QUOTED PASSAGE
Airstrikes got them nowhere: Not even the United States military can save the Kurdish town of Kobani from the Islamic State’s terror militia. This is evidence of President Obama’s ineptitude — his strategy is the subject of increased criticism even from within his own ranks.
The White House has given up on Kobani. The Kurdish enclave on the Syrian border with Turkey, which is surrounded by the Islamic State group’s terror militia, will not hold out much longer. As U.S. General Martin Dempsey, chairman of the Joint Chiefs of Staff, prophesized Tuesday on the national TV station ABC: “I am fearful that Kobani will fall.”
With this statement, the Americans openly admitted such a defeat at the hands of the Islamic State group for the first time. Dempsey, a four-star general, did not admit just how unsuccessful the U.S. airstrikes were, at the very least in Kobani. Attempts are made to strike at the Islamic State group “when we can,” yet the terrorists are reported to have become enormously flexible and “know how to maneuver.”
Even when ABC reporter Martha Raddatz probed General Dempsey on whether or not the United States was risking a “massacre” and, possibly, the lives of 5,000 people, General Dempsey remained cool, stating the fact that so many inhabitants were still there is “purely speculation.” Most have fled. Indeed, he has no doubt that the Islamic State hordes will conduct “horrific atrocities if they have the opportunity to do so.”
Obama Accepts Humanitarian Catastrophe
The ice-cold manner in which Washington is handling the Kobani tragedy reveals both Barack Obama’s dilemma and his half-baked strategy for combating the murderous Islamic State group’s troops.
His nation is tired of being at war, meaning the president cannot expect his citizens to support much more than launching airstrikes. At the same time, however, he has accepted a kind of humanitarian catastrophe which reminds many of the massacre of Srebrenica, which took place during the 1995 Bosnian War. More than 8,000 people were murdered while the U.N. peacekeepers stood by and watched. As the president once said, it was a “stain on our collective conscience.”

DATA EXCERPT

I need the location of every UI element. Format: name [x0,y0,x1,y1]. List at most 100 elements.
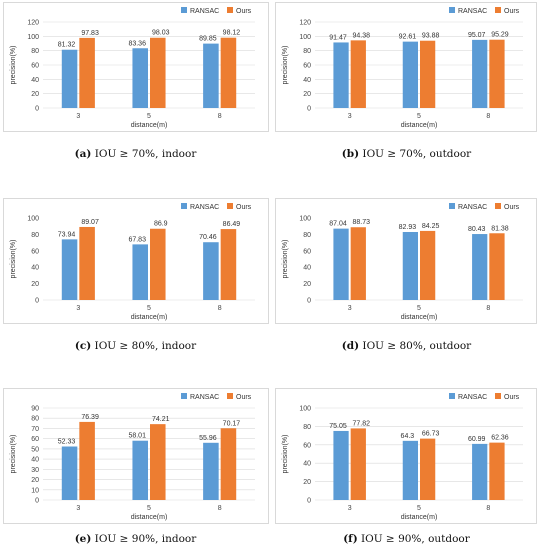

TO DO
• A. In the article about Kobani, who told ABC that he was fearful the town would fall?
• B. Carry on writing the article about Kobani, starting right after its last sentence.

SOLVED PROBLEMS
• A. U.S. General Martin Dempsey, chairman of the Joint Chiefs of Staff.

• B.
Now he is in a similar predicament. Even if the Americans were prepared to become more involved in the struggle for Kobani, Obama’s hands are tied: The Turkish president, Recep Tayyip Erdogan, likens support from America to the failed attempt to overthrow the Syrian dictator Bashar Assad. American General John Allen, Obama’s Islamic State group commissary, is to exert further pressure in Ankara on Thursday. Is it too late for Syria’s Kurds?
The U.S. is “very concerned” about the safety of “innocent civilians in the town of Kobani,” stated White House spokesperson Josh Earnest on Tuesday. These are merely words, when the West’s inaction is taken into account. As if he wanted to underline the hypocrisy, Earnest came back to the airstrikes – the effectiveness of which General Dempsey cast doubt upon only hours later – as well as Obama’s “very coordinated strategy,” which touches all bases bar Kobani’s.
“No One Wants To See Kobani Fall”
As the White House’s already empty words on this topic attest, this strategy is intended to strike the Islamic State group at its roots – logistics, refining, “critical infrastructure.” A place like Kobani is left out in the cold.
This is clear to everyone in Washington, even to Jen Psaki, spokeswoman for the State Department. Yes, a more powerful role in Turkey would be nice. No, airstrikes are not the way to go for the U.S. What, then, does Obama’s Islamic State group strategy look like? With that, Psaki had to rummage around in her papers – only to find more empty words. “It’s horrific for everyone to watch in real time what’s happening in Kobani,” she said. “No one wants to see Kobani fall.”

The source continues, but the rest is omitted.